* **WRITTEN REQUEST**: Return all lines where the word "Oberndorf" can be found.

* **Stored items**:

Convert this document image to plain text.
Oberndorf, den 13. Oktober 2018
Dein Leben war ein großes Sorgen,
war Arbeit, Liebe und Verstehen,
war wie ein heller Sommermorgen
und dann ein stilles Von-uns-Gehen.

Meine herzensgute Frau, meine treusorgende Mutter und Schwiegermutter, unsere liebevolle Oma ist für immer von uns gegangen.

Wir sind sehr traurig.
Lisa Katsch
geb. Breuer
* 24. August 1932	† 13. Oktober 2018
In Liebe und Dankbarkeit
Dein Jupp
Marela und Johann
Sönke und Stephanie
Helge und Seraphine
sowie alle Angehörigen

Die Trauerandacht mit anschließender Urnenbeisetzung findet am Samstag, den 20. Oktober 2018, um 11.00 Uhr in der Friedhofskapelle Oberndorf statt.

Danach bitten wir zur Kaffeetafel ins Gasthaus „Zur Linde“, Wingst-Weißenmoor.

* **SOLUTION TO THIS EXERCISE**:
Oberndorf, den 13. Oktober 2018
Die Trauerandacht mit anschließender Urnenbeisetzung findet am Samstag, den 20. Oktober 2018, um 11.00 Uhr in der Friedhofskapelle Oberndorf statt.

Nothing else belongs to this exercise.